- [Source excerpt]
━━━━━━

One of the most important things to consider when choosing a program is whether or not it meets the requirements for becoming licensed in your state. Many states maintain lists of approved schools and programs, while others recognize programs that are recognized by specific accrediting organizations.
The primary consideration is whether the program includes the minimum number of clock hours your state’s Board of Cosmetology requires. Click on your state above for details on the requirements set by your state’s Board of Cosmetology.
Program Design and Structure
When choosing a beauty school program, you should always investigate the program’s structure and design to make sure it is a good fit for you. Some schools focus on traditional methods and techniques, while others incorporate all-natural products and the most cutting edge techniques.
It’s a good idea to ask about a school’s philosophy and worldview to see if it meshes with your own ideas and the type of clients you expect to work with.
Some of the questions you might ask when exploring a beauty school include:
What is the class size/student-teacher ratio? You may prefer a smaller class size that allows for more personal interactions with instructors and other students.
What is the course curriculum? You should make sure the course curriculum blends well with your career goals.
Does the program offer practical business skills? Most beauty professionals benefit from the integration of business classes, such as management and marketing, as many salon professionals work as independent contractors, freelancers, or business owners.
Does the program offer exam preparation? Most programs offer exam prep courses that will prepare you for the licensing examinations your state requires.
What is the school’s relationship with the industry? A beauty college that employs instructors who have industry contacts or are still active in their field may provide you with better professional opportunities when you graduate.
Does the school offer a student salon? You may feel that a full-service student salon is critical, since it will allow you to begin practicing on clients in a real-world setting.

━━━━━━

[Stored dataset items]
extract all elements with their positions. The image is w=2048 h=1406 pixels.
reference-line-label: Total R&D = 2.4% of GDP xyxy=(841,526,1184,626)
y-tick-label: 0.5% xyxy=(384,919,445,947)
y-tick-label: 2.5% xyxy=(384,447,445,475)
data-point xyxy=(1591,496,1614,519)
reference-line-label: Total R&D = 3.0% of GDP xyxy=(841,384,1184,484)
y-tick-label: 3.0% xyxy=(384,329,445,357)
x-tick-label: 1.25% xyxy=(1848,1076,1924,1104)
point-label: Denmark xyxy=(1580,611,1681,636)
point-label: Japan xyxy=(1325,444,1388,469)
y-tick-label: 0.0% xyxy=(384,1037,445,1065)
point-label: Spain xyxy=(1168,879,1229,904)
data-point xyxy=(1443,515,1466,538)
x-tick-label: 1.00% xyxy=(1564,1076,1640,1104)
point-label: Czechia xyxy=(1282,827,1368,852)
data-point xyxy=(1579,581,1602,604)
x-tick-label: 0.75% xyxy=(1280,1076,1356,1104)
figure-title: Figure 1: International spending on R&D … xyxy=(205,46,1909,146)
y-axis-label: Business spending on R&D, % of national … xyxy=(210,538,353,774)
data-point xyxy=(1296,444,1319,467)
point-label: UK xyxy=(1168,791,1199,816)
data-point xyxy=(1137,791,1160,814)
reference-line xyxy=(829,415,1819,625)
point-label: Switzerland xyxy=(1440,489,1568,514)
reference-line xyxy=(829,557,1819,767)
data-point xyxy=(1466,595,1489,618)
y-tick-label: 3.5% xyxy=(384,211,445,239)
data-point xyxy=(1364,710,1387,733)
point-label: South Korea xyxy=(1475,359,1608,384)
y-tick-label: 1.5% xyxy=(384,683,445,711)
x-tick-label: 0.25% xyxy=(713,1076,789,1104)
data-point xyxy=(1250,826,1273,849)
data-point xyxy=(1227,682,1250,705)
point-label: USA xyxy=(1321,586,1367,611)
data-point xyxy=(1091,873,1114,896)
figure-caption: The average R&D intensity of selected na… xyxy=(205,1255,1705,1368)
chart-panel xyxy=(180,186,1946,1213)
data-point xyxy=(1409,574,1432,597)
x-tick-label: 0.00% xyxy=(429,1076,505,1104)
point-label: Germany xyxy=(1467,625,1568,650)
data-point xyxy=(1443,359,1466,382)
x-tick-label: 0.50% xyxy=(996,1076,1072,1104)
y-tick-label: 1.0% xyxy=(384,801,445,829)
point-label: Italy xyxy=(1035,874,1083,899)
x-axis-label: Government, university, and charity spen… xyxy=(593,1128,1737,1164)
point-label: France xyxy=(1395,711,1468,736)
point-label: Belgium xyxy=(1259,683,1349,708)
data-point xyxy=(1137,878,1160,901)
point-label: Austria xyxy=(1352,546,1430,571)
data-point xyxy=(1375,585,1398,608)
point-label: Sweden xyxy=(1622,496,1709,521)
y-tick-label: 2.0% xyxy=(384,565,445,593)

━━━━━━

- [Task directions]
According to the passage on choosing a beauty school program, what is the primary consideration?

- [Output for this task]
The primary consideration is whether the program includes the minimum number of clock hours that your state's Board of Cosmetology requires.